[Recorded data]
----
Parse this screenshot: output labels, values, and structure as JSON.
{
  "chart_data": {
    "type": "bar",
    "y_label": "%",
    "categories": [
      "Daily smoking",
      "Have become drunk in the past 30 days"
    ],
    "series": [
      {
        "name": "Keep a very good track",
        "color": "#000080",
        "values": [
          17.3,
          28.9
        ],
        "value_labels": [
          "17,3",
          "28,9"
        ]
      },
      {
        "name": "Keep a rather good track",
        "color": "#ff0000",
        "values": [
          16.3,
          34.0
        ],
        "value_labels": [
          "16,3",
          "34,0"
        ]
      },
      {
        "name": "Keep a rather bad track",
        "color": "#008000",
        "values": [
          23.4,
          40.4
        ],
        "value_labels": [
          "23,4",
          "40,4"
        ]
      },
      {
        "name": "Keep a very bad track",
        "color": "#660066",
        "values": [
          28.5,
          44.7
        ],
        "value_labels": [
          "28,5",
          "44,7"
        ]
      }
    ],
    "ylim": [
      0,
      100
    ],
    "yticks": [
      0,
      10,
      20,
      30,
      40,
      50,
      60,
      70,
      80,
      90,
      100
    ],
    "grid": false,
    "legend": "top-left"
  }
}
----
### TASK DESCRIPTION:
Each record above must be given again exactly.

### EXERCISE RESULT:
Parse this screenshot: output labels, values, and structure as JSON.
{
  "chart_data": {
    "type": "bar",
    "y_label": "%",
    "categories": [
      "Daily smoking",
      "Have become drunk in the past 30 days"
    ],
    "series": [
      {
        "name": "Keep a very good track",
        "color": "#000080",
        "values": [
          17.3,
          28.9
        ],
        "value_labels": [
          "17,3",
          "28,9"
        ]
      },
      {
        "name": "Keep a rather good track",
        "color": "#ff0000",
        "values": [
          16.3,
          34.0
        ],
        "value_labels": [
          "16,3",
          "34,0"
        ]
      },
      {
        "name": "Keep a rather bad track",
        "color": "#008000",
        "values": [
          23.4,
          40.4
        ],
        "value_labels": [
          "23,4",
          "40,4"
        ]
      },
      {
        "name": "Keep a very bad track",
        "color": "#660066",
        "values": [
          28.5,
          44.7
        ],
        "value_labels": [
          "28,5",
          "44,7"
        ]
      }
    ],
    "ylim": [
      0,
      100
    ],
    "yticks": [
      0,
      10,
      20,
      30,
      40,
      50,
      60,
      70,
      80,
      90,
      100
    ],
    "grid": false,
    "legend": "top-left"
  }
}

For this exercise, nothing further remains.